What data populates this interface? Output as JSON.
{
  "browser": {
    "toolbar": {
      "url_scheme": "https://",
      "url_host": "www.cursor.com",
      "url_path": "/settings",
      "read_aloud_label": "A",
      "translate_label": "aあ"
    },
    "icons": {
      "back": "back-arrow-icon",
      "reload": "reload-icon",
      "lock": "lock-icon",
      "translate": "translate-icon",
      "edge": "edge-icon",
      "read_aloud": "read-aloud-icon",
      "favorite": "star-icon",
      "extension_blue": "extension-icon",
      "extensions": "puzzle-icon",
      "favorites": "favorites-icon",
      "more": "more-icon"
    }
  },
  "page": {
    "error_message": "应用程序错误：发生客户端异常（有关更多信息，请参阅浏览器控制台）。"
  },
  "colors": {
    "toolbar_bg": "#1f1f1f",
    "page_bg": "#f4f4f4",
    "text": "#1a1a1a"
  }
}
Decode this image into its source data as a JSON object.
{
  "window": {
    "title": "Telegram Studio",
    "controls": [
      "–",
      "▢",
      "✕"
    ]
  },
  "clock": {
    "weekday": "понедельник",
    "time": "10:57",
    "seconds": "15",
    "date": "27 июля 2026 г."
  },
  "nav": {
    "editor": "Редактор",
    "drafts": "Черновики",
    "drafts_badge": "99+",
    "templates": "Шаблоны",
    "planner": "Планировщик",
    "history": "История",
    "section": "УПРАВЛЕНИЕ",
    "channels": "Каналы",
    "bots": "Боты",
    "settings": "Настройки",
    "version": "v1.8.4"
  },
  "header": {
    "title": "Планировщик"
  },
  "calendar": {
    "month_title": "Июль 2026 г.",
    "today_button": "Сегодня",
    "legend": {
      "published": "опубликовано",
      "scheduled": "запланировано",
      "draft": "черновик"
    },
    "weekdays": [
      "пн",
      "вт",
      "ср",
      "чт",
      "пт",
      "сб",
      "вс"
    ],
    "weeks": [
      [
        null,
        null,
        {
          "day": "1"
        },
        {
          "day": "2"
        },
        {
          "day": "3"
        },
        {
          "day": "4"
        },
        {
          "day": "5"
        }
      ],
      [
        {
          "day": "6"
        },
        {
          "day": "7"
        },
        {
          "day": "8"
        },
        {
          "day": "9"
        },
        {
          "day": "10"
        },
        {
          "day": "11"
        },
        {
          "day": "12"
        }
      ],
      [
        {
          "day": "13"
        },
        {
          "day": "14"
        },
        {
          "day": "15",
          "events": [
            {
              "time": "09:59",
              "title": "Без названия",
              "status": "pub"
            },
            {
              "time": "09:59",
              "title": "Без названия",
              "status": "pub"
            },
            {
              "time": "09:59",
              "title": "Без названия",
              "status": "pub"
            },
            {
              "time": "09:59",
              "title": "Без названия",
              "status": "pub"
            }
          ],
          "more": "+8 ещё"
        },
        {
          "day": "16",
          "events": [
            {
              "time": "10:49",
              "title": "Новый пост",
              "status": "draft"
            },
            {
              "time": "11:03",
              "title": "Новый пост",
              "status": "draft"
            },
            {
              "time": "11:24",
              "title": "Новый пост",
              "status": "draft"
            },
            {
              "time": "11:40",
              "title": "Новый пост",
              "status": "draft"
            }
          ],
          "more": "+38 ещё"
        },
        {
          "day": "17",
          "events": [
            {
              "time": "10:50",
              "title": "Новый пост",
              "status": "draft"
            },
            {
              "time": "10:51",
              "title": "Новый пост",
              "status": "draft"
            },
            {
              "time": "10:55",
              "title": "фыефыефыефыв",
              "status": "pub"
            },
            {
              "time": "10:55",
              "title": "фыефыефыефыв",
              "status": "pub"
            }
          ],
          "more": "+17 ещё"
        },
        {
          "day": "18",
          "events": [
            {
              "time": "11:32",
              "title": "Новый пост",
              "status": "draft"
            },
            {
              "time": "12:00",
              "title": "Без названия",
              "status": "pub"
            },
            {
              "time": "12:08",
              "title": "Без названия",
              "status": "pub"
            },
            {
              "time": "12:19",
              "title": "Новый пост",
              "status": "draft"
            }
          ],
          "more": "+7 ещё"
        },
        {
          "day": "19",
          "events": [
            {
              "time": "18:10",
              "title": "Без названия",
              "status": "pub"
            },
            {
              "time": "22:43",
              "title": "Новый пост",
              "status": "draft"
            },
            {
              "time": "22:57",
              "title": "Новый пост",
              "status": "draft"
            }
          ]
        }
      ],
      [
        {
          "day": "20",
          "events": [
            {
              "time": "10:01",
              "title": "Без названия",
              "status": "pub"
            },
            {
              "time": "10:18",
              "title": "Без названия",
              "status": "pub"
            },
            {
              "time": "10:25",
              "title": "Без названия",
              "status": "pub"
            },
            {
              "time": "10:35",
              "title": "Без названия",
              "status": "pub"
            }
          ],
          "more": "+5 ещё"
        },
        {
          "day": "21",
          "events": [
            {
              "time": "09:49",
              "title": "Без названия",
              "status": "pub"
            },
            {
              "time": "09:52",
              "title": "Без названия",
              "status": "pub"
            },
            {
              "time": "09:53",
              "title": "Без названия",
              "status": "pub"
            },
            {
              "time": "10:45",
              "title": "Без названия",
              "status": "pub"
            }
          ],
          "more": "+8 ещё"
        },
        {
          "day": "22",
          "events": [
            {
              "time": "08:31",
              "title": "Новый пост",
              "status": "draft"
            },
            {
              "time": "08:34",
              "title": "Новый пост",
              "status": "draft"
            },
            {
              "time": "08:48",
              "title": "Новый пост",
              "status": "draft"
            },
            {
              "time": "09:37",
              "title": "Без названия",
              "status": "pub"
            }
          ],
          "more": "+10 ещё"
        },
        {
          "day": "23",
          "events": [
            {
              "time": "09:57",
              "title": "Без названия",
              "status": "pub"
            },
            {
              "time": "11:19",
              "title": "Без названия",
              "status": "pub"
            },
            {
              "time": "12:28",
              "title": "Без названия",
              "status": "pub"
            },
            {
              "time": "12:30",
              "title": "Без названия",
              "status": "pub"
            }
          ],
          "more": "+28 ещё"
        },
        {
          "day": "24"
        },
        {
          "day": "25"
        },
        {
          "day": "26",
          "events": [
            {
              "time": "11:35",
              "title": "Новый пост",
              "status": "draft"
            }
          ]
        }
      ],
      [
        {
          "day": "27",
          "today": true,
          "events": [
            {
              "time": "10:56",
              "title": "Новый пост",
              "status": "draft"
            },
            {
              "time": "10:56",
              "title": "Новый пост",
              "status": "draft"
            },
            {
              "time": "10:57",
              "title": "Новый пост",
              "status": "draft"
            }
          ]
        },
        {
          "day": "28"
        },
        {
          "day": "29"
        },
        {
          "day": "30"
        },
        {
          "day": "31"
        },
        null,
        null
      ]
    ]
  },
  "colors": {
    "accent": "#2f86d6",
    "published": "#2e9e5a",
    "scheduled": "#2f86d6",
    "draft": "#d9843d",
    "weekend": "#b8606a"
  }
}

++++++++++++++++++++

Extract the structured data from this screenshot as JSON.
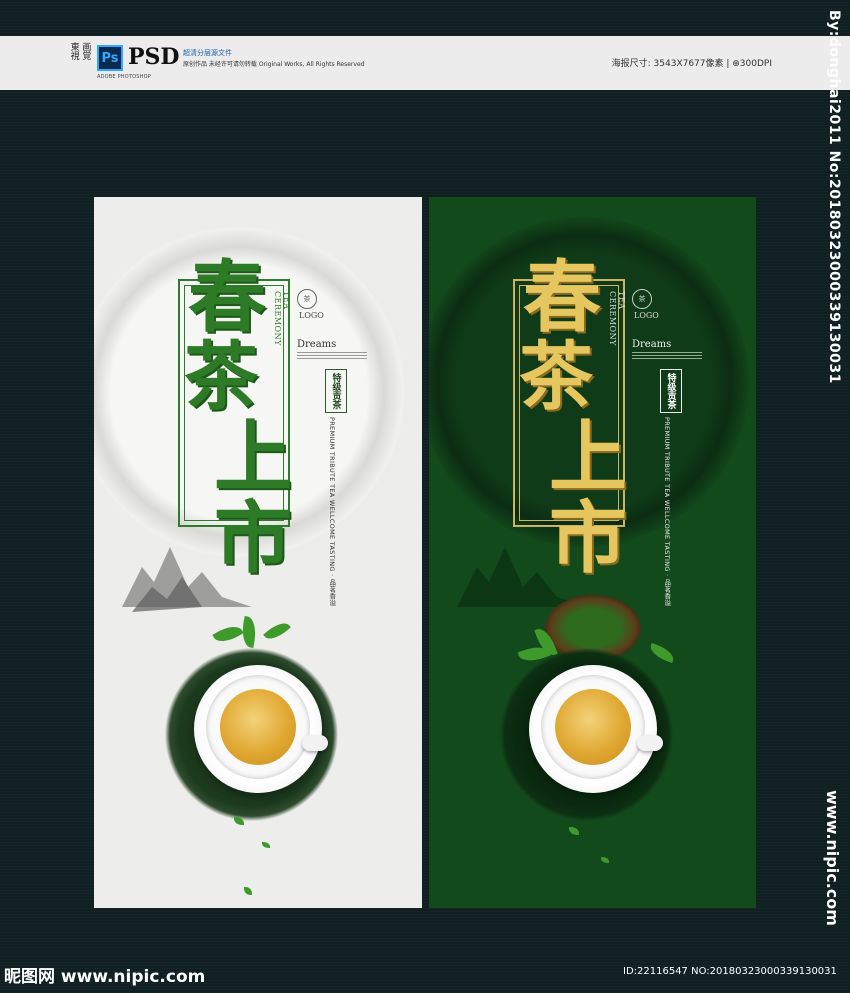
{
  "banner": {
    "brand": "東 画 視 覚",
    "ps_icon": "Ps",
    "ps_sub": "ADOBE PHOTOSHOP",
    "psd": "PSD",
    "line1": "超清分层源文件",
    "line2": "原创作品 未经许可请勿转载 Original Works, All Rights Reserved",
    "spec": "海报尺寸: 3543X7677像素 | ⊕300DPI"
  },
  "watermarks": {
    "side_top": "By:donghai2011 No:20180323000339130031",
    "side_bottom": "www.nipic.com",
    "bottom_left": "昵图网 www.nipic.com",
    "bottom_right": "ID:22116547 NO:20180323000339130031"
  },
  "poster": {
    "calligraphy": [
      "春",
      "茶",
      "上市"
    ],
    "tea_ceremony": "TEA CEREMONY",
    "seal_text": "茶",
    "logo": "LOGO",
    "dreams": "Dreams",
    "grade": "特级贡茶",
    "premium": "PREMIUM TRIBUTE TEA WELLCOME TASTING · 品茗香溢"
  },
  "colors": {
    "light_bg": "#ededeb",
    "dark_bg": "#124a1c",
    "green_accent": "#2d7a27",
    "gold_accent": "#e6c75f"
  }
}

++++++++++++++++++++

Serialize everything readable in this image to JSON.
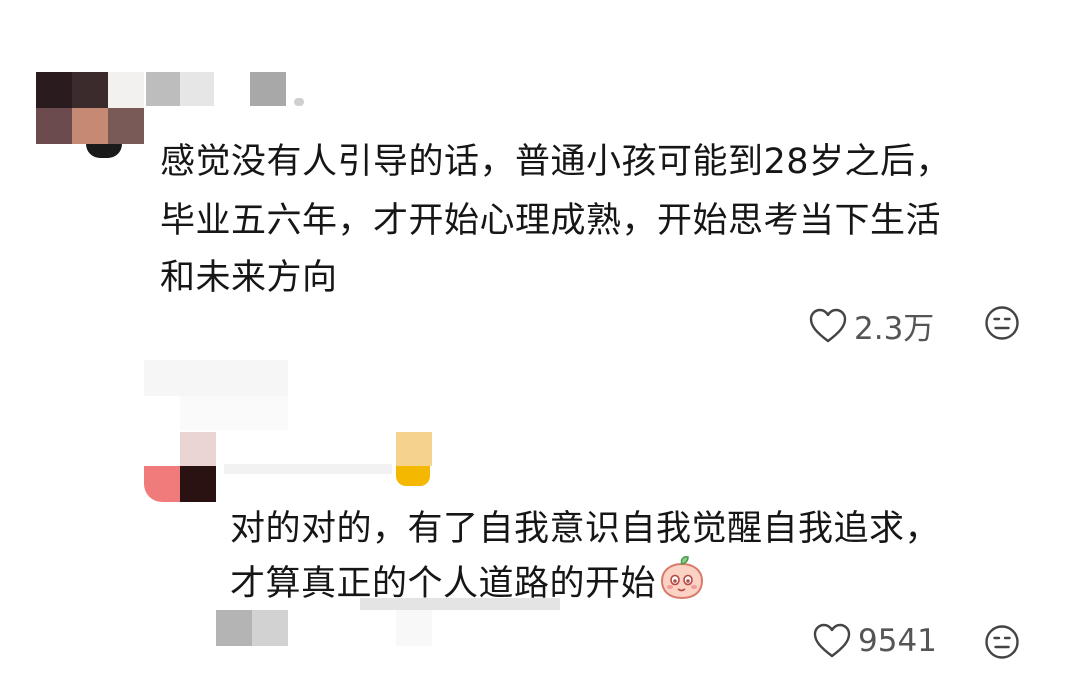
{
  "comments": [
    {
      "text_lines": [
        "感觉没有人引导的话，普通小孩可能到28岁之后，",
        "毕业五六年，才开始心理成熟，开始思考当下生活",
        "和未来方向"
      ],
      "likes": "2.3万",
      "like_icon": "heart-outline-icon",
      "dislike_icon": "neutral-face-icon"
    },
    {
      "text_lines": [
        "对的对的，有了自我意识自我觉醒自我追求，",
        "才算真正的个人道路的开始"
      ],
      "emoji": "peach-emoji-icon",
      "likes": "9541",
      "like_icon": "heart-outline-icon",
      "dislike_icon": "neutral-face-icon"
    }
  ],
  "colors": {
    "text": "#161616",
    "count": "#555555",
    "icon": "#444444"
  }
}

++++++++++++++++++++

▶ _GOAL_: Using the entries above, tally how many lines have the word "this" in them; write the number and nothing more.

▶ _EXERCISE RESPONSE_: 4